Ou seja, Estado é responsável por culpa grave ou dolo do
Juiz, e mesmo sem culpa grave ou dolo deste, “noutros casos em que se tenha
verificado uma manifesta ignorância do Direito aplicável”, tal como isso havia
ficado definido nos n.os53 a 56 do caso Kobler. Este acórdão veio responsabilizar o Estado por atos do Juiz
quando a ignorância, por este, do Direito aplicável, não se ficar a dever só a
culpa grave ou dolo.
Sublinhe-se que o enquadramento jurídico que neste caso o TJ
concede à responsabilidade do Estado-Juiz se encaixa, de um modo geral, no
regime que para ela se encontra definido na proposta de lei que o Governo
Português apresentou à Assembleia da República sobre a Lei da Responsabilidade
Extracontratual do Estado, na parte respeitante à responsabilidade do Poder
Judicial.

Tarefa proposta 1: Segundo o texto, em que números do caso Kobler ficou definida a responsabilidade por manifesta ignorância do Direito aplicável?
O texto e os registos provêm de fontes distintas.

Extrato de um conjunto de dados:
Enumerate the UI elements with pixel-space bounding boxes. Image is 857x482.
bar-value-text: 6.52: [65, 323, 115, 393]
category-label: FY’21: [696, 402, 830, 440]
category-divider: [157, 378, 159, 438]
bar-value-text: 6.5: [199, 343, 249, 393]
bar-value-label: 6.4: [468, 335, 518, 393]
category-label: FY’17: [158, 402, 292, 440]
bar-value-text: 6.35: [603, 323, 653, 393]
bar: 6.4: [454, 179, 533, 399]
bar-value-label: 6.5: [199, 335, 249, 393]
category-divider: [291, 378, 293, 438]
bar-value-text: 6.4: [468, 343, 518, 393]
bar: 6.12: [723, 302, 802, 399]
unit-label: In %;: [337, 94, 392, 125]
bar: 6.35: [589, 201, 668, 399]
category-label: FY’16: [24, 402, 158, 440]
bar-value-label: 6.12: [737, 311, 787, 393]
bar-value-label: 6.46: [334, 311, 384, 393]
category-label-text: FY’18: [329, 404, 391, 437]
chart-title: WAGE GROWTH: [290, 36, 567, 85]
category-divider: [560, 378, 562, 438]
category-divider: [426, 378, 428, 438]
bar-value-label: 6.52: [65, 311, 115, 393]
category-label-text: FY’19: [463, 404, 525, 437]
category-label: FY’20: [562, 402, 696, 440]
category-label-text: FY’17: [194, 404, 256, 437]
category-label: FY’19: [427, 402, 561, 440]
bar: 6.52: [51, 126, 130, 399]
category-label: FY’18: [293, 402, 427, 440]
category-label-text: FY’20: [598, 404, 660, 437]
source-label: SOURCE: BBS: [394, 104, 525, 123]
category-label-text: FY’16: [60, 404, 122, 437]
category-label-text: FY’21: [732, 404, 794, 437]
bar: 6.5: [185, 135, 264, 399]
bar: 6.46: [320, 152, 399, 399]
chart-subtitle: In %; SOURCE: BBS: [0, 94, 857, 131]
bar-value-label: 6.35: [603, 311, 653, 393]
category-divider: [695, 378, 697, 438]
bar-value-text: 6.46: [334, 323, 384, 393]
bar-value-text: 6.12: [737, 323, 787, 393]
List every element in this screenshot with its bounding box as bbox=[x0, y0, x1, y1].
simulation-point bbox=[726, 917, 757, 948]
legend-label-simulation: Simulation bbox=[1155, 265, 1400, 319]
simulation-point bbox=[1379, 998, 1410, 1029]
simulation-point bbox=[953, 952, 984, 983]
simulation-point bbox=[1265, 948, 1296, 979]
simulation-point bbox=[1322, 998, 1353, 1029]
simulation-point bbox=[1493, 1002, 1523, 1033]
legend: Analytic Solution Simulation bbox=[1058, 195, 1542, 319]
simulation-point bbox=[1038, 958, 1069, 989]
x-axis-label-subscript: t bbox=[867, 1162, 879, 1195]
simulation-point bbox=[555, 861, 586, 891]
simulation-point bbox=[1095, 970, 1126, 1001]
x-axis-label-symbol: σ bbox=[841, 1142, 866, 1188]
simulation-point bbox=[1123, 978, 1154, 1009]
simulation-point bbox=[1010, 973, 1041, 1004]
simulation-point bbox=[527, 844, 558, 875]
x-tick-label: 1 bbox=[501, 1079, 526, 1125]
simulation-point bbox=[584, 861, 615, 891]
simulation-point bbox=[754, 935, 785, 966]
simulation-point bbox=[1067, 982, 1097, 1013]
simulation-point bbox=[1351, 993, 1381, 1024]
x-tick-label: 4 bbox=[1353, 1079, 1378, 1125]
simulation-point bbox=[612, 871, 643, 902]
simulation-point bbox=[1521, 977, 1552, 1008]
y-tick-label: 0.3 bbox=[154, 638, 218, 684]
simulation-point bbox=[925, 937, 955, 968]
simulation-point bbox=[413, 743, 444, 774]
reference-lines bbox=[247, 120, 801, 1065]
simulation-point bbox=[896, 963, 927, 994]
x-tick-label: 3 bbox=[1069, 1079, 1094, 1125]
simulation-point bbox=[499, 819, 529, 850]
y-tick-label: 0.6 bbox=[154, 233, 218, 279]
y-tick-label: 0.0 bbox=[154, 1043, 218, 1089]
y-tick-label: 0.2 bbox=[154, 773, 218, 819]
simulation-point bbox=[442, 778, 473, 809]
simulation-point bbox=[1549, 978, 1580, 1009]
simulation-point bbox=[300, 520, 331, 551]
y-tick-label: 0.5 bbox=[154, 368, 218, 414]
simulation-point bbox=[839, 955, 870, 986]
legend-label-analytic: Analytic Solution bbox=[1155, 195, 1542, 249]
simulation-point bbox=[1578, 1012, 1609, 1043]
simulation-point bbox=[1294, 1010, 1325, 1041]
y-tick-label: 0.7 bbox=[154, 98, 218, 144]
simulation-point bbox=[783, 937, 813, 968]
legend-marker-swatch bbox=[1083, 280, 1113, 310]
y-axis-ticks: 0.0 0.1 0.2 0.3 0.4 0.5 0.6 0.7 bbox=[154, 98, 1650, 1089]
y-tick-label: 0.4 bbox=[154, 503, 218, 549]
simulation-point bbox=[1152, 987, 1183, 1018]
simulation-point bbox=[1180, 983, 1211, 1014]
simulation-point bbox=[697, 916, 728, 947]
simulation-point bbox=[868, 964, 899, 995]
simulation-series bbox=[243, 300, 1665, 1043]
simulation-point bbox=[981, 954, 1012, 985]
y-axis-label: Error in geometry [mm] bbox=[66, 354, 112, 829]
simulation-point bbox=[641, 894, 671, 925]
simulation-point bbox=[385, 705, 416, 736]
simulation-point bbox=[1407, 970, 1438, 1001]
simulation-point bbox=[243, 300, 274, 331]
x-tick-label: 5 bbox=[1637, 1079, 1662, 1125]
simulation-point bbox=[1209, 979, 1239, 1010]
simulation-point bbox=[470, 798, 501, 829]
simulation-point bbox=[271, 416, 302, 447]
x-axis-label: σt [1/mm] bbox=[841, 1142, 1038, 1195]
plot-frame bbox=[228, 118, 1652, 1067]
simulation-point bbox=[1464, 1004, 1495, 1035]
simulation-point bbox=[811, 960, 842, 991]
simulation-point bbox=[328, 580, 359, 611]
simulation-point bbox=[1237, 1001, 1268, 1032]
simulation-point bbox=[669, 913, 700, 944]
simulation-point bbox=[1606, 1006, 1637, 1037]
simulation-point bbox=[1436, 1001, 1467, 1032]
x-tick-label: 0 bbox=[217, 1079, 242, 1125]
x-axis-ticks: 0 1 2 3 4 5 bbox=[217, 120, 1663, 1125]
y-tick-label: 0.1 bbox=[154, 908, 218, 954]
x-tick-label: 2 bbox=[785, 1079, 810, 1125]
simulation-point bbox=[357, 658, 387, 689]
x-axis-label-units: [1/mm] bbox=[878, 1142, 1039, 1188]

Tarefa proposta 2: Reproduza fielmente as linhas dos registos desde o seu início até à linha que contém "bar-value-text: 6.35: [603, 323, 653, 393]", ambas incluídas.

Resposta final 1: Nos n.os 53 a 56 do caso Kobler.

Resposta final 2:
Enumerate the UI elements with pixel-space bounding boxes. Image is 857x482.
bar-value-text: 6.52: [65, 323, 115, 393]
category-label: FY’21: [696, 402, 830, 440]
category-divider: [157, 378, 159, 438]
bar-value-text: 6.5: [199, 343, 249, 393]
bar-value-label: 6.4: [468, 335, 518, 393]
category-label: FY’17: [158, 402, 292, 440]
bar-value-text: 6.35: [603, 323, 653, 393]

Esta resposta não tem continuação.